**What the exercise asks:**
Transcribe all the records with complete accuracy.

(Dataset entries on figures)
++++++++++++++++++++

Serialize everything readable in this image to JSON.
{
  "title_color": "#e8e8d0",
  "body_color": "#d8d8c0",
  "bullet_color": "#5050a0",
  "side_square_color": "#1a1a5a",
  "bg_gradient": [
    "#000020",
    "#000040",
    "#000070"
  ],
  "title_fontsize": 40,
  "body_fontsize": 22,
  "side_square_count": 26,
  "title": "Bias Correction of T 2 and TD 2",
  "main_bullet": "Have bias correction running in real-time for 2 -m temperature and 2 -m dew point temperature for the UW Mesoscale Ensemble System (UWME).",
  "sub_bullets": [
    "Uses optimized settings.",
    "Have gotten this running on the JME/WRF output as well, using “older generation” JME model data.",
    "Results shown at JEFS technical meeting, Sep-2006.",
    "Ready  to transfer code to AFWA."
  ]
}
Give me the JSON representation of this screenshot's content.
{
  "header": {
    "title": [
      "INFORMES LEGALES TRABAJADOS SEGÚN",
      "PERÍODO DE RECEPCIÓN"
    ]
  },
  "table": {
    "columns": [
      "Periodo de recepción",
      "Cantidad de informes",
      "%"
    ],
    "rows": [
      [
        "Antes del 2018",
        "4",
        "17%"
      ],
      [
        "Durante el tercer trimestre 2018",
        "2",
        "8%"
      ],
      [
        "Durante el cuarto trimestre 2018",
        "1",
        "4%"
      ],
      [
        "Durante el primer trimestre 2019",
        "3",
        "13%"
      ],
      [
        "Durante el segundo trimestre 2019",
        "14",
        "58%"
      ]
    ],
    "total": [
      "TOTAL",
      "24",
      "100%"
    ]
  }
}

++++++++++++++++++++

**Response to this exercise:**
Serialize everything readable in this image to JSON.
{
  "title_color": "#e8e8d0",
  "body_color": "#d8d8c0",
  "bullet_color": "#5050a0",
  "side_square_color": "#1a1a5a",
  "bg_gradient": [
    "#000020",
    "#000040",
    "#000070"
  ],
  "title_fontsize": 40,
  "body_fontsize": 22,
  "side_square_count": 26,
  "title": "Bias Correction of T 2 and TD 2",
  "main_bullet": "Have bias correction running in real-time for 2 -m temperature and 2 -m dew point temperature for the UW Mesoscale Ensemble System (UWME).",
  "sub_bullets": [
    "Uses optimized settings.",
    "Have gotten this running on the JME/WRF output as well, using “older generation” JME model data.",
    "Results shown at JEFS technical meeting, Sep-2006.",
    "Ready  to transfer code to AFWA."
  ]
}
Give me the JSON representation of this screenshot's content.
{
  "header": {
    "title": [
      "INFORMES LEGALES TRABAJADOS SEGÚN",
      "PERÍODO DE RECEPCIÓN"
    ]
  },
  "table": {
    "columns": [
      "Periodo de recepción",
      "Cantidad de informes",
      "%"
    ],
    "rows": [
      [
        "Antes del 2018",
        "4",
        "17%"
      ],
      [
        "Durante el tercer trimestre 2018",
        "2",
        "8%"
      ],
      [
        "Durante el cuarto trimestre 2018",
        "1",
        "4%"
      ],
      [
        "Durante el primer trimestre 2019",
        "3",
        "13%"
      ],
      [
        "Durante el segundo trimestre 2019",
        "14",
        "58%"
      ]
    ],
    "total": [
      "TOTAL",
      "24",
      "100%"
    ]
  }
}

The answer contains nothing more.